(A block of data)

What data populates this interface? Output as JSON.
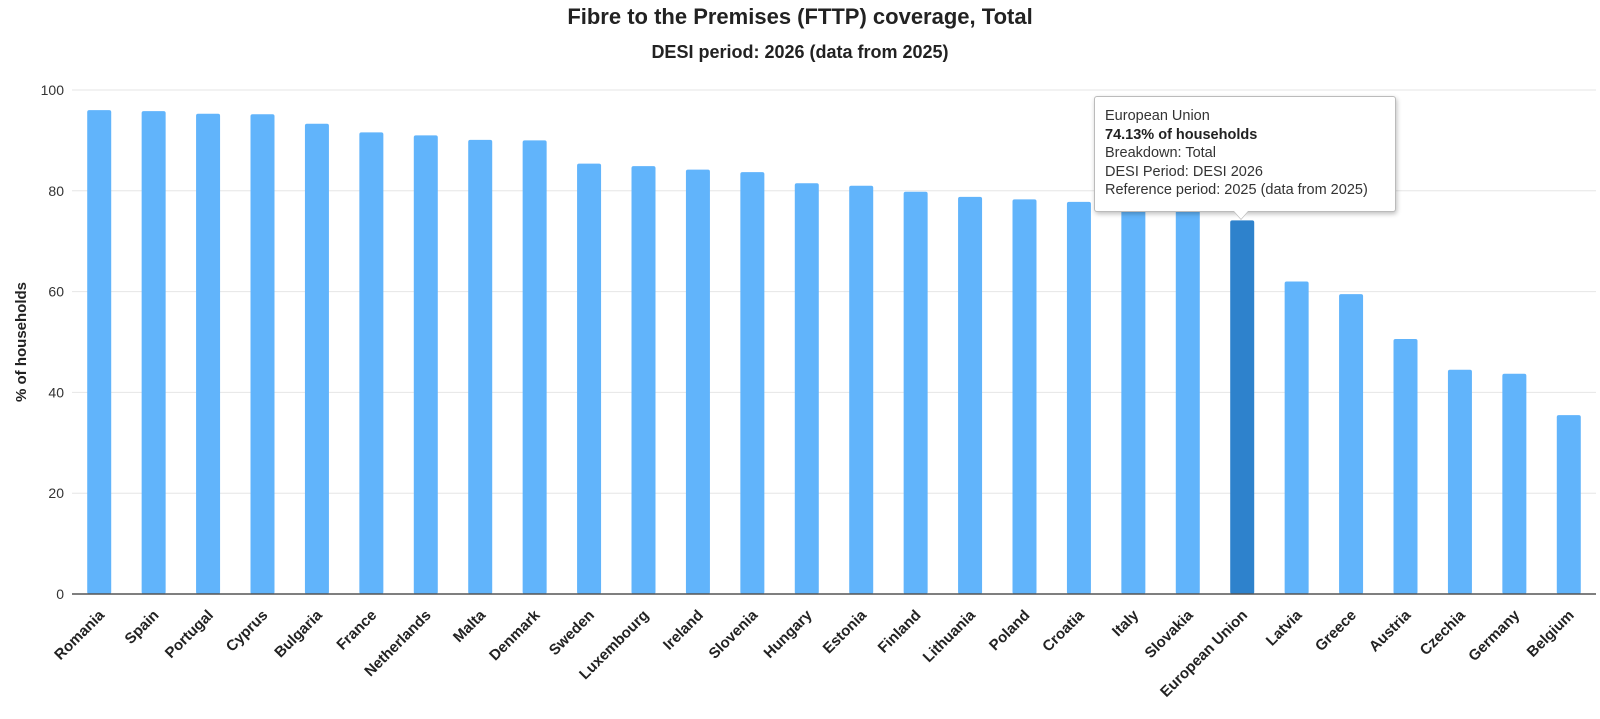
{
  "chart_data": {
    "type": "bar",
    "title": "Fibre to the Premises (FTTP) coverage, Total",
    "subtitle": "DESI period: 2026 (data from 2025)",
    "ylabel": "% of households",
    "xlabel": "",
    "ylim": [
      0,
      100
    ],
    "yticks": [
      0,
      20,
      40,
      60,
      80,
      100
    ],
    "grid": true,
    "categories": [
      "Romania",
      "Spain",
      "Portugal",
      "Cyprus",
      "Bulgaria",
      "France",
      "Netherlands",
      "Malta",
      "Denmark",
      "Sweden",
      "Luxembourg",
      "Ireland",
      "Slovenia",
      "Hungary",
      "Estonia",
      "Finland",
      "Lithuania",
      "Poland",
      "Croatia",
      "Italy",
      "Slovakia",
      "European Union",
      "Latvia",
      "Greece",
      "Austria",
      "Czechia",
      "Germany",
      "Belgium"
    ],
    "values": [
      96.0,
      95.8,
      95.3,
      95.2,
      93.3,
      91.6,
      91.0,
      90.1,
      90.0,
      85.4,
      84.9,
      84.2,
      83.7,
      81.5,
      81.0,
      79.8,
      78.8,
      78.3,
      77.8,
      76.5,
      76.2,
      74.13,
      62.0,
      59.5,
      50.6,
      44.5,
      43.7,
      35.5
    ],
    "highlight": "European Union",
    "colors": {
      "bar": "#61b4fb",
      "bar_highlight": "#2e82cc",
      "grid": "#e6e6e6",
      "axis": "#555555"
    }
  },
  "tooltip": {
    "line1": "European Union",
    "line2": "74.13% of households",
    "line3": "Breakdown: Total",
    "line4": "DESI Period: DESI 2026",
    "line5": "Reference period: 2025 (data from 2025)"
  }
}
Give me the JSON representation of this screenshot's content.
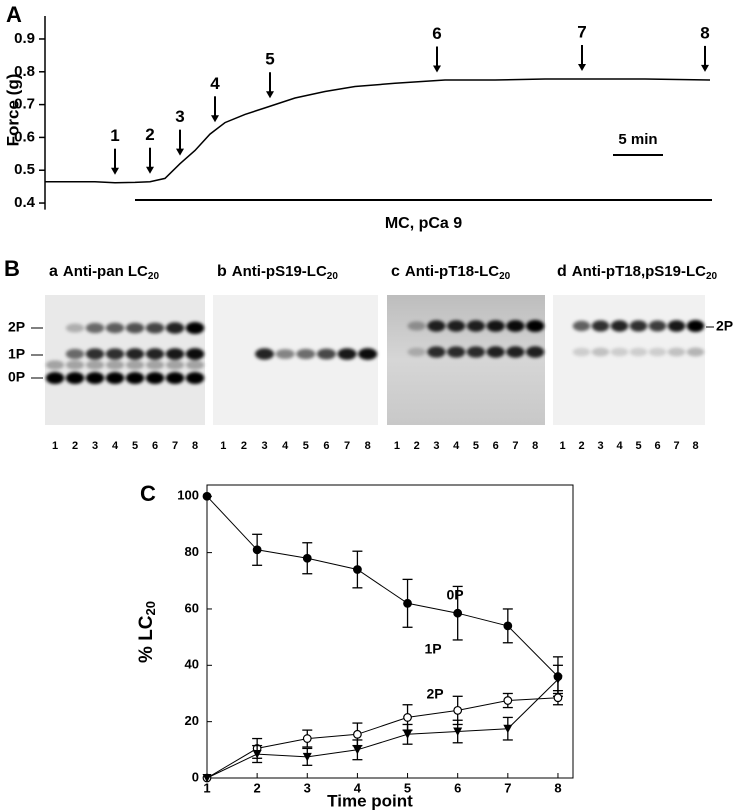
{
  "chart_data": [
    {
      "type": "line",
      "panel": "A",
      "ylabel": "Force (g)",
      "color": "#000000",
      "x": [
        0,
        5,
        7,
        9,
        10.5,
        12,
        13.5,
        15,
        16.5,
        18,
        20,
        22,
        25,
        28,
        31,
        35,
        40,
        45,
        50,
        55,
        60,
        66.5
      ],
      "values": [
        0.465,
        0.465,
        0.462,
        0.463,
        0.465,
        0.475,
        0.52,
        0.56,
        0.61,
        0.645,
        0.67,
        0.69,
        0.72,
        0.74,
        0.755,
        0.765,
        0.775,
        0.775,
        0.778,
        0.778,
        0.778,
        0.775
      ],
      "xlim": [
        0,
        66.5
      ],
      "ylim": [
        0.38,
        0.97
      ],
      "yticks": [
        0.4,
        0.5,
        0.6,
        0.7,
        0.8,
        0.9
      ],
      "markers": {
        "labels": [
          "1",
          "2",
          "3",
          "4",
          "5",
          "6",
          "7",
          "8"
        ],
        "x": [
          7,
          10.5,
          13.5,
          17,
          22.5,
          39.2,
          53.7,
          66
        ]
      },
      "scale_bar": {
        "label": "5 min",
        "length": 5
      },
      "treatment": {
        "label": "MC, pCa 9",
        "x": [
          9,
          66.7
        ]
      }
    },
    {
      "type": "line",
      "panel": "C",
      "xlabel": "Time point",
      "ylabel": "% LC",
      "ylabel_sub": "20",
      "x": [
        1,
        2,
        3,
        4,
        5,
        6,
        7,
        8
      ],
      "xlim": [
        1,
        8.3
      ],
      "ylim": [
        0,
        104
      ],
      "xticks": [
        1,
        2,
        3,
        4,
        5,
        6,
        7,
        8
      ],
      "yticks": [
        0,
        20,
        40,
        60,
        80,
        100
      ],
      "series": [
        {
          "name": "0P",
          "color": "#000000",
          "marker": "filled-circle",
          "values": [
            100,
            81,
            78,
            74,
            62,
            58.5,
            54,
            36
          ],
          "errors": [
            0,
            5.5,
            5.5,
            6.5,
            8.5,
            9.5,
            6,
            7
          ]
        },
        {
          "name": "1P",
          "color": "#000000",
          "marker": "open-circle",
          "values": [
            0,
            10.5,
            14,
            15.5,
            21.5,
            24,
            27.5,
            28.5
          ],
          "errors": [
            0,
            3.5,
            3,
            4,
            4.5,
            5,
            2.5,
            2.5
          ]
        },
        {
          "name": "2P",
          "color": "#000000",
          "marker": "filled-triangle",
          "values": [
            0,
            8.5,
            7.5,
            10,
            15.5,
            16.5,
            17.5,
            35
          ],
          "errors": [
            0,
            3,
            3,
            3.5,
            3.5,
            4,
            4,
            5
          ]
        }
      ]
    }
  ],
  "blots": {
    "panel": "B",
    "items": [
      {
        "letter": "a",
        "label": "Anti-pan LC",
        "sub": "20",
        "lanes": [
          "1",
          "2",
          "3",
          "4",
          "5",
          "6",
          "7",
          "8"
        ]
      },
      {
        "letter": "b",
        "label": "Anti-pS19-LC",
        "sub": "20",
        "lanes": [
          "1",
          "2",
          "3",
          "4",
          "5",
          "6",
          "7",
          "8"
        ]
      },
      {
        "letter": "c",
        "label": "Anti-pT18-LC",
        "sub": "20",
        "lanes": [
          "1",
          "2",
          "3",
          "4",
          "5",
          "6",
          "7",
          "8"
        ]
      },
      {
        "letter": "d",
        "label": "Anti-pT18,pS19-LC",
        "sub": "20",
        "lanes": [
          "1",
          "2",
          "3",
          "4",
          "5",
          "6",
          "7",
          "8"
        ]
      }
    ],
    "left_labels": [
      "2P",
      "1P",
      "0P"
    ],
    "right_label": "2P"
  }
}
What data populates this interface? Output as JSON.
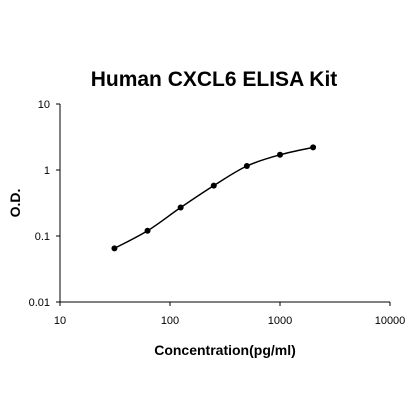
{
  "chart_data": {
    "type": "scatter",
    "title": "Human CXCL6 ELISA Kit",
    "x_label": "Concentration(pg/ml)",
    "y_label": "O.D.",
    "x": [
      31.25,
      62.5,
      125,
      250,
      500,
      1000,
      2000
    ],
    "values": [
      0.065,
      0.12,
      0.27,
      0.58,
      1.15,
      1.7,
      2.2
    ],
    "color": "#000000",
    "fit_line": true,
    "x_log": true,
    "y_log": true,
    "xlim": [
      10,
      10000
    ],
    "xticks": [
      10,
      100,
      1000,
      10000
    ],
    "ylim": [
      0.01,
      10
    ],
    "yticks": [
      0.01,
      0.1,
      1,
      10
    ]
  }
}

[Requirements]:
Make an exact copy of every entry above, minus the images.

[Output of the task]:
What data populates this interface? Output as JSON.
{
  "chart_data": {
    "type": "bar",
    "title": "Fibre to the Premises (FTTP) coverage, Total",
    "subtitle": "DESI period: 2026 (data from 2025)",
    "ylabel": "% of households",
    "xlabel": "",
    "ylim": [
      0,
      100
    ],
    "yticks": [
      0,
      20,
      40,
      60,
      80,
      100
    ],
    "grid": true,
    "categories": [
      "Romania",
      "Spain",
      "Portugal",
      "Cyprus",
      "Bulgaria",
      "France",
      "Netherlands",
      "Malta",
      "Denmark",
      "Sweden",
      "Luxembourg",
      "Ireland",
      "Slovenia",
      "Hungary",
      "Estonia",
      "Finland",
      "Lithuania",
      "Poland",
      "Croatia",
      "Italy",
      "Slovakia",
      "European Union",
      "Latvia",
      "Greece",
      "Austria",
      "Czechia",
      "Germany",
      "Belgium"
    ],
    "values": [
      96.0,
      95.8,
      95.3,
      95.2,
      93.3,
      91.6,
      91.0,
      90.1,
      90.0,
      85.4,
      84.9,
      84.2,
      83.7,
      81.5,
      81.0,
      79.8,
      78.8,
      78.3,
      77.8,
      76.5,
      76.2,
      74.13,
      62.0,
      59.5,
      50.6,
      44.5,
      43.7,
      35.5
    ],
    "highlight": "European Union",
    "colors": {
      "bar": "#61b4fb",
      "bar_highlight": "#2e82cc",
      "grid": "#e6e6e6",
      "axis": "#555555"
    }
  },
  "tooltip": {
    "line1": "European Union",
    "line2": "74.13% of households",
    "line3": "Breakdown: Total",
    "line4": "DESI Period: DESI 2026",
    "line5": "Reference period: 2025 (data from 2025)"
  }
}
Give me the JSON representation of this screenshot's content.
{
  "chart_data": [
    {
      "type": "line",
      "panel": "A",
      "ylabel": "Force (g)",
      "color": "#000000",
      "x": [
        0,
        5,
        7,
        9,
        10.5,
        12,
        13.5,
        15,
        16.5,
        18,
        20,
        22,
        25,
        28,
        31,
        35,
        40,
        45,
        50,
        55,
        60,
        66.5
      ],
      "values": [
        0.465,
        0.465,
        0.462,
        0.463,
        0.465,
        0.475,
        0.52,
        0.56,
        0.61,
        0.645,
        0.67,
        0.69,
        0.72,
        0.74,
        0.755,
        0.765,
        0.775,
        0.775,
        0.778,
        0.778,
        0.778,
        0.775
      ],
      "xlim": [
        0,
        66.5
      ],
      "ylim": [
        0.38,
        0.97
      ],
      "yticks": [
        0.4,
        0.5,
        0.6,
        0.7,
        0.8,
        0.9
      ],
      "markers": {
        "labels": [
          "1",
          "2",
          "3",
          "4",
          "5",
          "6",
          "7",
          "8"
        ],
        "x": [
          7,
          10.5,
          13.5,
          17,
          22.5,
          39.2,
          53.7,
          66
        ]
      },
      "scale_bar": {
        "label": "5 min",
        "length": 5
      },
      "treatment": {
        "label": "MC, pCa 9",
        "x": [
          9,
          66.7
        ]
      }
    },
    {
      "type": "line",
      "panel": "C",
      "xlabel": "Time point",
      "ylabel": "% LC",
      "ylabel_sub": "20",
      "x": [
        1,
        2,
        3,
        4,
        5,
        6,
        7,
        8
      ],
      "xlim": [
        1,
        8.3
      ],
      "ylim": [
        0,
        104
      ],
      "xticks": [
        1,
        2,
        3,
        4,
        5,
        6,
        7,
        8
      ],
      "yticks": [
        0,
        20,
        40,
        60,
        80,
        100
      ],
      "series": [
        {
          "name": "0P",
          "color": "#000000",
          "marker": "filled-circle",
          "values": [
            100,
            81,
            78,
            74,
            62,
            58.5,
            54,
            36
          ],
          "errors": [
            0,
            5.5,
            5.5,
            6.5,
            8.5,
            9.5,
            6,
            7
          ]
        },
        {
          "name": "1P",
          "color": "#000000",
          "marker": "open-circle",
          "values": [
            0,
            10.5,
            14,
            15.5,
            21.5,
            24,
            27.5,
            28.5
          ],
          "errors": [
            0,
            3.5,
            3,
            4,
            4.5,
            5,
            2.5,
            2.5
          ]
        },
        {
          "name": "2P",
          "color": "#000000",
          "marker": "filled-triangle",
          "values": [
            0,
            8.5,
            7.5,
            10,
            15.5,
            16.5,
            17.5,
            35
          ],
          "errors": [
            0,
            3,
            3,
            3.5,
            3.5,
            4,
            4,
            5
          ]
        }
      ]
    }
  ],
  "blots": {
    "panel": "B",
    "items": [
      {
        "letter": "a",
        "label": "Anti-pan LC",
        "sub": "20",
        "lanes": [
          "1",
          "2",
          "3",
          "4",
          "5",
          "6",
          "7",
          "8"
        ]
      },
      {
        "letter": "b",
        "label": "Anti-pS19-LC",
        "sub": "20",
        "lanes": [
          "1",
          "2",
          "3",
          "4",
          "5",
          "6",
          "7",
          "8"
        ]
      },
      {
        "letter": "c",
        "label": "Anti-pT18-LC",
        "sub": "20",
        "lanes": [
          "1",
          "2",
          "3",
          "4",
          "5",
          "6",
          "7",
          "8"
        ]
      },
      {
        "letter": "d",
        "label": "Anti-pT18,pS19-LC",
        "sub": "20",
        "lanes": [
          "1",
          "2",
          "3",
          "4",
          "5",
          "6",
          "7",
          "8"
        ]
      }
    ],
    "left_labels": [
      "2P",
      "1P",
      "0P"
    ],
    "right_label": "2P"
  }
}
What data populates this interface? Output as JSON.
{
  "chart_data": {
    "type": "scatter",
    "title": "Human CXCL6 ELISA Kit",
    "x_label": "Concentration(pg/ml)",
    "y_label": "O.D.",
    "x": [
      31.25,
      62.5,
      125,
      250,
      500,
      1000,
      2000
    ],
    "values": [
      0.065,
      0.12,
      0.27,
      0.58,
      1.15,
      1.7,
      2.2
    ],
    "color": "#000000",
    "fit_line": true,
    "x_log": true,
    "y_log": true,
    "xlim": [
      10,
      10000
    ],
    "xticks": [
      10,
      100,
      1000,
      10000
    ],
    "ylim": [
      0.01,
      10
    ],
    "yticks": [
      0.01,
      0.1,
      1,
      10
    ]
  }
}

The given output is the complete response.